# [WHAT THE TASK REQUIRES]
Print the entries below in their entirety, exactly as they are written.

— start RECORDS FOR THE TASK —

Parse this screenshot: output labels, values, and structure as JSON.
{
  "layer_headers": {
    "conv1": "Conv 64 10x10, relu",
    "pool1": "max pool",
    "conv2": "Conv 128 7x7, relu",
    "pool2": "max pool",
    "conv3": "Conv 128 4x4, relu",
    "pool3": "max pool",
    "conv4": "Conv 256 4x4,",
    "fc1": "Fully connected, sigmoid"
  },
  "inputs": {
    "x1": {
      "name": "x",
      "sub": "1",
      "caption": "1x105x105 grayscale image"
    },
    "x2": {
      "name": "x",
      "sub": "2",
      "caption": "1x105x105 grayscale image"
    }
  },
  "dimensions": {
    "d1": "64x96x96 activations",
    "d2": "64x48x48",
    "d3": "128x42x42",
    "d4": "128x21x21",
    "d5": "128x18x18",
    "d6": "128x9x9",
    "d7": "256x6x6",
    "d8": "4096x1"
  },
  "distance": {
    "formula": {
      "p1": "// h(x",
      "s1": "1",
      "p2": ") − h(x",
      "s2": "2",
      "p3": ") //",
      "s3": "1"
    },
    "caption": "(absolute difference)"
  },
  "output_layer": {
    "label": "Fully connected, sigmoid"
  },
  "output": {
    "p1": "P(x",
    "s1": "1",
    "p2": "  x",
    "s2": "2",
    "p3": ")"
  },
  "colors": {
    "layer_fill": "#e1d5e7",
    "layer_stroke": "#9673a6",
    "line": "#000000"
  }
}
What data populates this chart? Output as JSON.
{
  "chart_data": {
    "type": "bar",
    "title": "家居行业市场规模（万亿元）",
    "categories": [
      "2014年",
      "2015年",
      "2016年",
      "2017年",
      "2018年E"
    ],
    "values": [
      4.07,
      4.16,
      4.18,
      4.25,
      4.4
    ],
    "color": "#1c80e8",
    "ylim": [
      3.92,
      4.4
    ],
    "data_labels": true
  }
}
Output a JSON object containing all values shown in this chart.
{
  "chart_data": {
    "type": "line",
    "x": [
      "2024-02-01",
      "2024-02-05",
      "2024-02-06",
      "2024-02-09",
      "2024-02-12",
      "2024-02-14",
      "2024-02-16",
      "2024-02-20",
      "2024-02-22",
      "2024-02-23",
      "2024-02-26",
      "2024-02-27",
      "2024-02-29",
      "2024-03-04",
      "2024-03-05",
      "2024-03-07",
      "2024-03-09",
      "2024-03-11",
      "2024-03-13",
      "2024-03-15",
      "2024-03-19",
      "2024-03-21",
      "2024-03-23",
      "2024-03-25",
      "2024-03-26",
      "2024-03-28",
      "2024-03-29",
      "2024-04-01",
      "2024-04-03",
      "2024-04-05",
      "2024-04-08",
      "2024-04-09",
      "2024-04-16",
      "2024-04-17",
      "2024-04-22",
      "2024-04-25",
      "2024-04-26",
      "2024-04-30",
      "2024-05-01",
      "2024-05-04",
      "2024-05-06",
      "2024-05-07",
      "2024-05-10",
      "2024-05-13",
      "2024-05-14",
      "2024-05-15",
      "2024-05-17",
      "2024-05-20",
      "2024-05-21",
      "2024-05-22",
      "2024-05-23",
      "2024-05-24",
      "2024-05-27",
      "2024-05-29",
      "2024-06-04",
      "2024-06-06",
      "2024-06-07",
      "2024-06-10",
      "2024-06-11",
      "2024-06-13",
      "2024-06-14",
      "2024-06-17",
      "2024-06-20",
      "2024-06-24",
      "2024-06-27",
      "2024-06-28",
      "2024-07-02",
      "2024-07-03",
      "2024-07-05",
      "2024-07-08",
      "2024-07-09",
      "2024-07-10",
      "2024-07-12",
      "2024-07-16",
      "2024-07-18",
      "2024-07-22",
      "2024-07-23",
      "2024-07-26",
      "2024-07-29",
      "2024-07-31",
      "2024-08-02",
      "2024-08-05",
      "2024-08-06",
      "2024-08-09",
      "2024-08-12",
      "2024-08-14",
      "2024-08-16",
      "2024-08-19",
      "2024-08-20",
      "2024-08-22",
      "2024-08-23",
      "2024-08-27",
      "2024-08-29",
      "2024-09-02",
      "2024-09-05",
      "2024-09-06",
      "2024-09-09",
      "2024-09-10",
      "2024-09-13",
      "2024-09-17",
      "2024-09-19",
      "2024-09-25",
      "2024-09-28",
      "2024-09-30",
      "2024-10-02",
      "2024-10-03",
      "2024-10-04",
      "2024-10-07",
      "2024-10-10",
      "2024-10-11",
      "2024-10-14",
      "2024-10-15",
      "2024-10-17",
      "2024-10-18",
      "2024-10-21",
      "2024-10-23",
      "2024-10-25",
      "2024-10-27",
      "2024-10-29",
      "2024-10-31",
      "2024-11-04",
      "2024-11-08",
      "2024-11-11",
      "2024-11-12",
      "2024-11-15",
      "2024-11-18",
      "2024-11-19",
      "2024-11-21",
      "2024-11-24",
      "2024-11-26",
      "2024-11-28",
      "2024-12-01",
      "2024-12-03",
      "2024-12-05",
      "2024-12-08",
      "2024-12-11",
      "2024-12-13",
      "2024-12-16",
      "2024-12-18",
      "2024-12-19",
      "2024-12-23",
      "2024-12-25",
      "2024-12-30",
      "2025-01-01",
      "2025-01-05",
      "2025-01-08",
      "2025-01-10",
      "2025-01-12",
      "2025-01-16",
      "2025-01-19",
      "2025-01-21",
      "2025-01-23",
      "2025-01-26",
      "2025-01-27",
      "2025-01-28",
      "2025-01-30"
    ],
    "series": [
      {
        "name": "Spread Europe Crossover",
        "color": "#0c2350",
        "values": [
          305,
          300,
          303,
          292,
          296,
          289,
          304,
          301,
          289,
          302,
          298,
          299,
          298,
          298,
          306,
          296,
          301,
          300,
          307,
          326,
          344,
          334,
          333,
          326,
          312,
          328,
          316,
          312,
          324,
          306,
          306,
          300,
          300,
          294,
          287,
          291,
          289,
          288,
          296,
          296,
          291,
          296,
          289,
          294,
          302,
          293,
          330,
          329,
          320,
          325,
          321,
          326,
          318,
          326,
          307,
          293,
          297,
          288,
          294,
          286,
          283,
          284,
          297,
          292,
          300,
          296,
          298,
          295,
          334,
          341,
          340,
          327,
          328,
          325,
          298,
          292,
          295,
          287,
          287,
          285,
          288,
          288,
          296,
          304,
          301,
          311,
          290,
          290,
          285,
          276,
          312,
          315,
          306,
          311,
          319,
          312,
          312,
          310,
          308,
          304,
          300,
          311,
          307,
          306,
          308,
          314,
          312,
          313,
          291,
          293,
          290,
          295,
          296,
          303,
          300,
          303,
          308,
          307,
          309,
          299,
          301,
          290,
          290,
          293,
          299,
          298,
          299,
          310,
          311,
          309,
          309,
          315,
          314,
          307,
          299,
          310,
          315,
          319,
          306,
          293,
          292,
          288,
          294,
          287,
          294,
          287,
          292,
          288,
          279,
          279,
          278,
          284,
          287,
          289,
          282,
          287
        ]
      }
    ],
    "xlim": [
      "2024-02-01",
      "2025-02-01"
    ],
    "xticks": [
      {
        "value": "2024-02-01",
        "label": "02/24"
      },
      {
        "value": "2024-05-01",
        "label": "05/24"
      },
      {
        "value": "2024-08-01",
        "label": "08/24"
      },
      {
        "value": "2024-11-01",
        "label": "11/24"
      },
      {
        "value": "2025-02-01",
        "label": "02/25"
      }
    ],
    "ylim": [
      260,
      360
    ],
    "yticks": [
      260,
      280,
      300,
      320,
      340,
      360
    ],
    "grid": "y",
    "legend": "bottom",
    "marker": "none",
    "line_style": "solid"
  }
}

— end RECORDS FOR THE TASK —

# [CORRECT ANSWER]
Parse this screenshot: output labels, values, and structure as JSON.
{
  "layer_headers": {
    "conv1": "Conv 64 10x10, relu",
    "pool1": "max pool",
    "conv2": "Conv 128 7x7, relu",
    "pool2": "max pool",
    "conv3": "Conv 128 4x4, relu",
    "pool3": "max pool",
    "conv4": "Conv 256 4x4,",
    "fc1": "Fully connected, sigmoid"
  },
  "inputs": {
    "x1": {
      "name": "x",
      "sub": "1",
      "caption": "1x105x105 grayscale image"
    },
    "x2": {
      "name": "x",
      "sub": "2",
      "caption": "1x105x105 grayscale image"
    }
  },
  "dimensions": {
    "d1": "64x96x96 activations",
    "d2": "64x48x48",
    "d3": "128x42x42",
    "d4": "128x21x21",
    "d5": "128x18x18",
    "d6": "128x9x9",
    "d7": "256x6x6",
    "d8": "4096x1"
  },
  "distance": {
    "formula": {
      "p1": "// h(x",
      "s1": "1",
      "p2": ") − h(x",
      "s2": "2",
      "p3": ") //",
      "s3": "1"
    },
    "caption": "(absolute difference)"
  },
  "output_layer": {
    "label": "Fully connected, sigmoid"
  },
  "output": {
    "p1": "P(x",
    "s1": "1",
    "p2": "  x",
    "s2": "2",
    "p3": ")"
  },
  "colors": {
    "layer_fill": "#e1d5e7",
    "layer_stroke": "#9673a6",
    "line": "#000000"
  }
}
What data populates this chart? Output as JSON.
{
  "chart_data": {
    "type": "bar",
    "title": "家居行业市场规模（万亿元）",
    "categories": [
      "2014年",
      "2015年",
      "2016年",
      "2017年",
      "2018年E"
    ],
    "values": [
      4.07,
      4.16,
      4.18,
      4.25,
      4.4
    ],
    "color": "#1c80e8",
    "ylim": [
      3.92,
      4.4
    ],
    "data_labels": true
  }
}
Output a JSON object containing all values shown in this chart.
{
  "chart_data": {
    "type": "line",
    "x": [
      "2024-02-01",
      "2024-02-05",
      "2024-02-06",
      "2024-02-09",
      "2024-02-12",
      "2024-02-14",
      "2024-02-16",
      "2024-02-20",
      "2024-02-22",
      "2024-02-23",
      "2024-02-26",
      "2024-02-27",
      "2024-02-29",
      "2024-03-04",
      "2024-03-05",
      "2024-03-07",
      "2024-03-09",
      "2024-03-11",
      "2024-03-13",
      "2024-03-15",
      "2024-03-19",
      "2024-03-21",
      "2024-03-23",
      "2024-03-25",
      "2024-03-26",
      "2024-03-28",
      "2024-03-29",
      "2024-04-01",
      "2024-04-03",
      "2024-04-05",
      "2024-04-08",
      "2024-04-09",
      "2024-04-16",
      "2024-04-17",
      "2024-04-22",
      "2024-04-25",
      "2024-04-26",
      "2024-04-30",
      "2024-05-01",
      "2024-05-04",
      "2024-05-06",
      "2024-05-07",
      "2024-05-10",
      "2024-05-13",
      "2024-05-14",
      "2024-05-15",
      "2024-05-17",
      "2024-05-20",
      "2024-05-21",
      "2024-05-22",
      "2024-05-23",
      "2024-05-24",
      "2024-05-27",
      "2024-05-29",
      "2024-06-04",
      "2024-06-06",
      "2024-06-07",
      "2024-06-10",
      "2024-06-11",
      "2024-06-13",
      "2024-06-14",
      "2024-06-17",
      "2024-06-20",
      "2024-06-24",
      "2024-06-27",
      "2024-06-28",
      "2024-07-02",
      "2024-07-03",
      "2024-07-05",
      "2024-07-08",
      "2024-07-09",
      "2024-07-10",
      "2024-07-12",
      "2024-07-16",
      "2024-07-18",
      "2024-07-22",
      "2024-07-23",
      "2024-07-26",
      "2024-07-29",
      "2024-07-31",
      "2024-08-02",
      "2024-08-05",
      "2024-08-06",
      "2024-08-09",
      "2024-08-12",
      "2024-08-14",
      "2024-08-16",
      "2024-08-19",
      "2024-08-20",
      "2024-08-22",
      "2024-08-23",
      "2024-08-27",
      "2024-08-29",
      "2024-09-02",
      "2024-09-05",
      "2024-09-06",
      "2024-09-09",
      "2024-09-10",
      "2024-09-13",
      "2024-09-17",
      "2024-09-19",
      "2024-09-25",
      "2024-09-28",
      "2024-09-30",
      "2024-10-02",
      "2024-10-03",
      "2024-10-04",
      "2024-10-07",
      "2024-10-10",
      "2024-10-11",
      "2024-10-14",
      "2024-10-15",
      "2024-10-17",
      "2024-10-18",
      "2024-10-21",
      "2024-10-23",
      "2024-10-25",
      "2024-10-27",
      "2024-10-29",
      "2024-10-31",
      "2024-11-04",
      "2024-11-08",
      "2024-11-11",
      "2024-11-12",
      "2024-11-15",
      "2024-11-18",
      "2024-11-19",
      "2024-11-21",
      "2024-11-24",
      "2024-11-26",
      "2024-11-28",
      "2024-12-01",
      "2024-12-03",
      "2024-12-05",
      "2024-12-08",
      "2024-12-11",
      "2024-12-13",
      "2024-12-16",
      "2024-12-18",
      "2024-12-19",
      "2024-12-23",
      "2024-12-25",
      "2024-12-30",
      "2025-01-01",
      "2025-01-05",
      "2025-01-08",
      "2025-01-10",
      "2025-01-12",
      "2025-01-16",
      "2025-01-19",
      "2025-01-21",
      "2025-01-23",
      "2025-01-26",
      "2025-01-27",
      "2025-01-28",
      "2025-01-30"
    ],
    "series": [
      {
        "name": "Spread Europe Crossover",
        "color": "#0c2350",
        "values": [
          305,
          300,
          303,
          292,
          296,
          289,
          304,
          301,
          289,
          302,
          298,
          299,
          298,
          298,
          306,
          296,
          301,
          300,
          307,
          326,
          344,
          334,
          333,
          326,
          312,
          328,
          316,
          312,
          324,
          306,
          306,
          300,
          300,
          294,
          287,
          291,
          289,
          288,
          296,
          296,
          291,
          296,
          289,
          294,
          302,
          293,
          330,
          329,
          320,
          325,
          321,
          326,
          318,
          326,
          307,
          293,
          297,
          288,
          294,
          286,
          283,
          284,
          297,
          292,
          300,
          296,
          298,
          295,
          334,
          341,
          340,
          327,
          328,
          325,
          298,
          292,
          295,
          287,
          287,
          285,
          288,
          288,
          296,
          304,
          301,
          311,
          290,
          290,
          285,
          276,
          312,
          315,
          306,
          311,
          319,
          312,
          312,
          310,
          308,
          304,
          300,
          311,
          307,
          306,
          308,
          314,
          312,
          313,
          291,
          293,
          290,
          295,
          296,
          303,
          300,
          303,
          308,
          307,
          309,
          299,
          301,
          290,
          290,
          293,
          299,
          298,
          299,
          310,
          311,
          309,
          309,
          315,
          314,
          307,
          299,
          310,
          315,
          319,
          306,
          293,
          292,
          288,
          294,
          287,
          294,
          287,
          292,
          288,
          279,
          279,
          278,
          284,
          287,
          289,
          282,
          287
        ]
      }
    ],
    "xlim": [
      "2024-02-01",
      "2025-02-01"
    ],
    "xticks": [
      {
        "value": "2024-02-01",
        "label": "02/24"
      },
      {
        "value": "2024-05-01",
        "label": "05/24"
      },
      {
        "value": "2024-08-01",
        "label": "08/24"
      },
      {
        "value": "2024-11-01",
        "label": "11/24"
      },
      {
        "value": "2025-02-01",
        "label": "02/25"
      }
    ],
    "ylim": [
      260,
      360
    ],
    "yticks": [
      260,
      280,
      300,
      320,
      340,
      360
    ],
    "grid": "y",
    "legend": "bottom",
    "marker": "none",
    "line_style": "solid"
  }
}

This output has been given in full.